# [PROBLEM REQUIREMENTS]
Could you transcribe every record below exactly as written, leaving out any pictures?

─── LISTED RECORDS

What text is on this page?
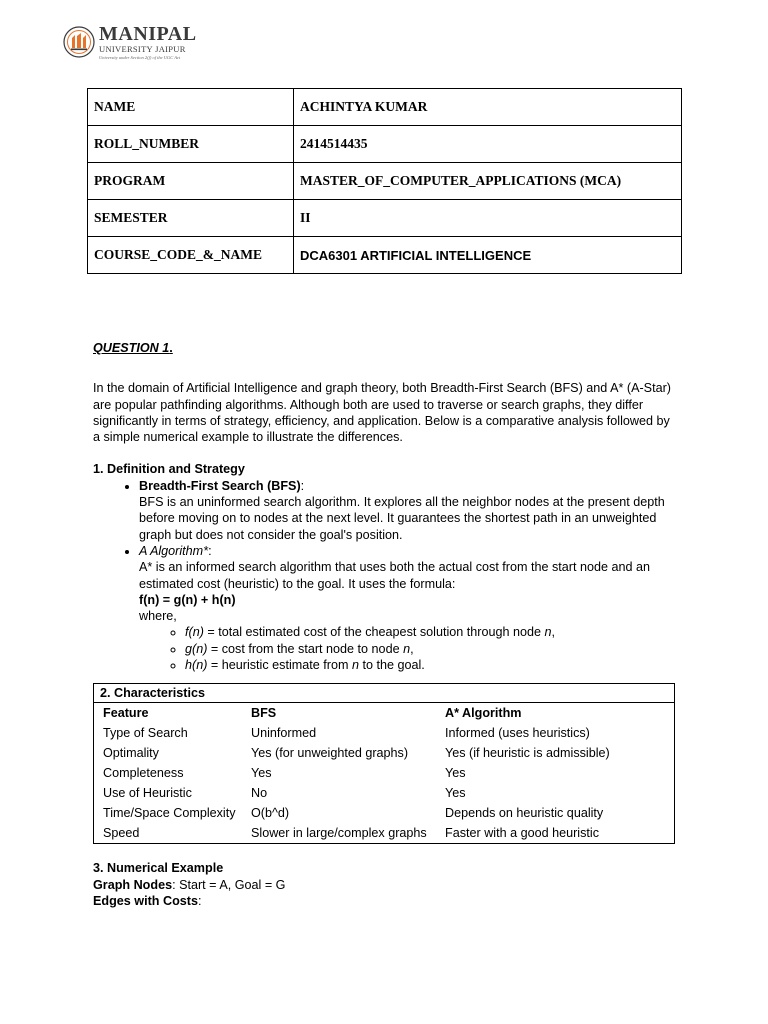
MANIPAL
UNIVERSITY JAIPUR
University under Section 2(f) of the UGC Act
NAME	ACHINTYA KUMAR
ROLL_NUMBER	2414514435
PROGRAM	MASTER_OF_COMPUTER_APPLICATIONS (MCA)
SEMESTER	II
COURSE_CODE_&_NAME	DCA6301 ARTIFICIAL INTELLIGENCE

QUESTION 1.

In the domain of Artificial Intelligence and graph theory, both Breadth-First Search (BFS) and A* (A-Star) are popular pathfinding algorithms. Although both are used to traverse or search graphs, they differ significantly in terms of strategy, efficiency, and application. Below is a comparative analysis followed by a simple numerical example to illustrate the differences.

1. Definition and Strategy

• Breadth-First Search (BFS):
BFS is an uninformed search algorithm. It explores all the neighbor nodes at the present depth before moving on to nodes at the next level. It guarantees the shortest path in an unweighted graph but does not consider the goal's position.
• A Algorithm*:
A* is an informed search algorithm that uses both the actual cost from the start node and an estimated cost (heuristic) to the goal. It uses the formula:
f(n) = g(n) + h(n)
where,
◦ f(n) = total estimated cost of the cheapest solution through node n,
◦ g(n) = cost from the start node to node n,
◦ h(n) = heuristic estimate from n to the goal.
2. Characteristics
Feature	BFS	A* Algorithm
Type of Search	Uninformed	Informed (uses heuristics)
Optimality	Yes (for unweighted graphs)	Yes (if heuristic is admissible)
Completeness	Yes	Yes
Use of Heuristic	No	Yes
Time/Space Complexity	O(b^d)	Depends on heuristic quality
Speed	Slower in large/complex graphs	Faster with a good heuristic

3. Numerical Example

Graph Nodes: Start = A, Goal = G

Edges with Costs:
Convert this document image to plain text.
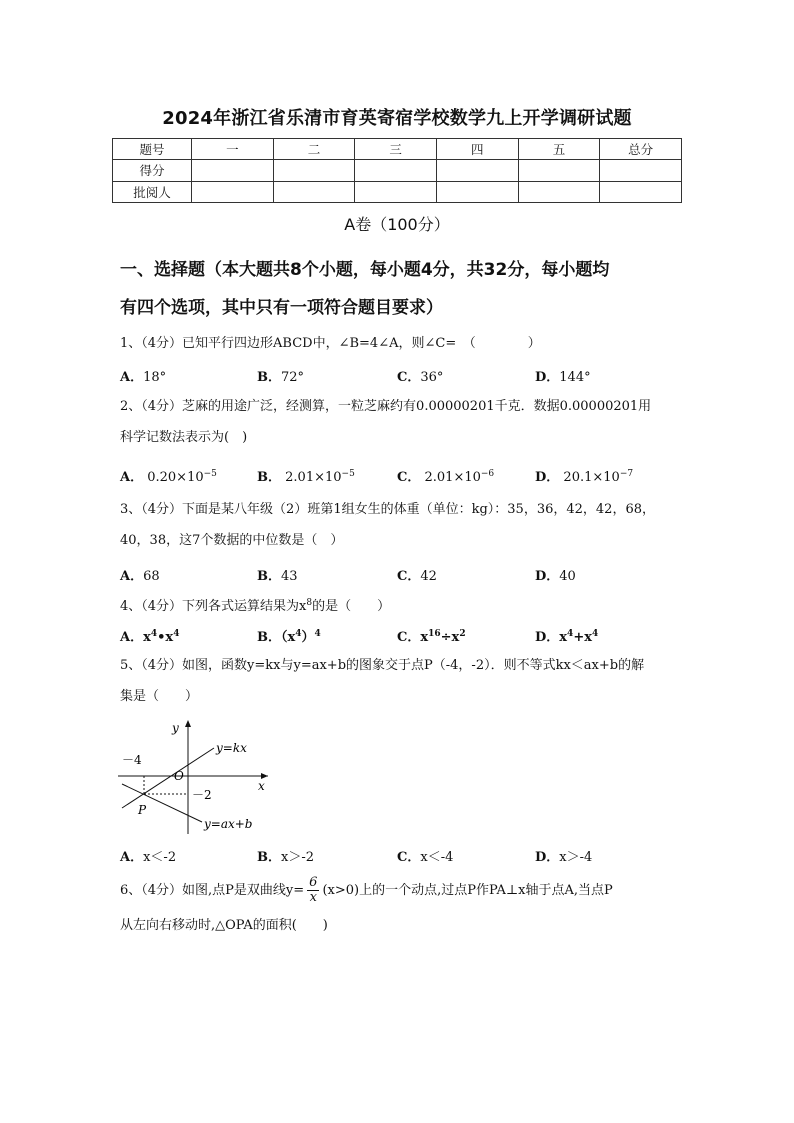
2024年浙江省乐清市育英寄宿学校数学九上开学调研试题
题号	一	二	三	四	五	总分
得分						
批阅人						
A卷（100分）
一、选择题（本大题共8个小题，每小题4分，共32分，每小题均
有四个选项，其中只有一项符合题目要求）
1、（4分）已知平行四边形ABCD中，∠B=4∠A，则∠C=　（　　　　）
A．18°	B．72°	C．36°	D．144°
2、（4分）芝麻的用途广泛，经测算，一粒芝麻约有0.00000201千克．数据0.00000201用
科学记数法表示为(　)
A． $0.20\times 10^{-5}$	B． $2.01\times 10^{-5}$	C． $2.01\times 10^{-6}$	D． $20.1\times 10^{-7}$
3、（4分）下面是某八年级（2）班第1组女生的体重（单位：kg）：35，36，42，42，68，
40，38，这7个数据的中位数是（　）
A．68	B．43	C．42	D．40
4、（4分）下列各式运算结果为$x^8$的是（　　）
A．$x^4•x^4$	B．$(x^4)^4$	C．$x^{16}\div x^2$	D．$x^4+x^4$
5、（4分）如图，函数y=kx与y=ax+b的图象交于点P（-4，-2）．则不等式kx＜ax+b的解
集是（　　）
y
x
O
P
－4
－2
y=kx
y=ax+b
A．x＜-2	B．x＞-2	C．x＜-4	D．x＞-4
6、（4分）如图,点P是双曲线$y= \frac{6}{x} (x>0)$上的一个动点,过点P作PA⊥x轴于点A,当点P
从左向右移动时,△OPA的面积(　　)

──────

# [SOLUTION FOR THIS TASK]
What text is on this page?
MANIPAL
UNIVERSITY JAIPUR
University under Section 2(f) of the UGC Act
NAME	ACHINTYA KUMAR
ROLL_NUMBER	2414514435
PROGRAM	MASTER_OF_COMPUTER_APPLICATIONS (MCA)
SEMESTER	II
COURSE_CODE_&_NAME	DCA6301 ARTIFICIAL INTELLIGENCE

QUESTION 1.

In the domain of Artificial Intelligence and graph theory, both Breadth-First Search (BFS) and A* (A-Star) are popular pathfinding algorithms. Although both are used to traverse or search graphs, they differ significantly in terms of strategy, efficiency, and application. Below is a comparative analysis followed by a simple numerical example to illustrate the differences.

1. Definition and Strategy

• Breadth-First Search (BFS):
BFS is an uninformed search algorithm. It explores all the neighbor nodes at the present depth before moving on to nodes at the next level. It guarantees the shortest path in an unweighted graph but does not consider the goal's position.
• A Algorithm*:
A* is an informed search algorithm that uses both the actual cost from the start node and an estimated cost (heuristic) to the goal. It uses the formula:
f(n) = g(n) + h(n)
where,
◦ f(n) = total estimated cost of the cheapest solution through node n,
◦ g(n) = cost from the start node to node n,
◦ h(n) = heuristic estimate from n to the goal.
2. Characteristics
Feature	BFS	A* Algorithm
Type of Search	Uninformed	Informed (uses heuristics)
Optimality	Yes (for unweighted graphs)	Yes (if heuristic is admissible)
Completeness	Yes	Yes
Use of Heuristic	No	Yes
Time/Space Complexity	O(b^d)	Depends on heuristic quality
Speed	Slower in large/complex graphs	Faster with a good heuristic

3. Numerical Example

Graph Nodes: Start = A, Goal = G

Edges with Costs:
Convert this document image to plain text.
2024年浙江省乐清市育英寄宿学校数学九上开学调研试题
题号	一	二	三	四	五	总分
得分						
批阅人						
A卷（100分）
一、选择题（本大题共8个小题，每小题4分，共32分，每小题均
有四个选项，其中只有一项符合题目要求）
1、（4分）已知平行四边形ABCD中，∠B=4∠A，则∠C=　（　　　　）
A．18°	B．72°	C．36°	D．144°
2、（4分）芝麻的用途广泛，经测算，一粒芝麻约有0.00000201千克．数据0.00000201用
科学记数法表示为(　)
A． $0.20\times 10^{-5}$	B． $2.01\times 10^{-5}$	C． $2.01\times 10^{-6}$	D． $20.1\times 10^{-7}$
3、（4分）下面是某八年级（2）班第1组女生的体重（单位：kg）：35，36，42，42，68，
40，38，这7个数据的中位数是（　）
A．68	B．43	C．42	D．40
4、（4分）下列各式运算结果为$x^8$的是（　　）
A．$x^4•x^4$	B．$(x^4)^4$	C．$x^{16}\div x^2$	D．$x^4+x^4$
5、（4分）如图，函数y=kx与y=ax+b的图象交于点P（-4，-2）．则不等式kx＜ax+b的解
集是（　　）
y
x
O
P
－4
－2
y=kx
y=ax+b
A．x＜-2	B．x＞-2	C．x＜-4	D．x＞-4
6、（4分）如图,点P是双曲线$y= \frac{6}{x} (x>0)$上的一个动点,过点P作PA⊥x轴于点A,当点P
从左向右移动时,△OPA的面积(　　)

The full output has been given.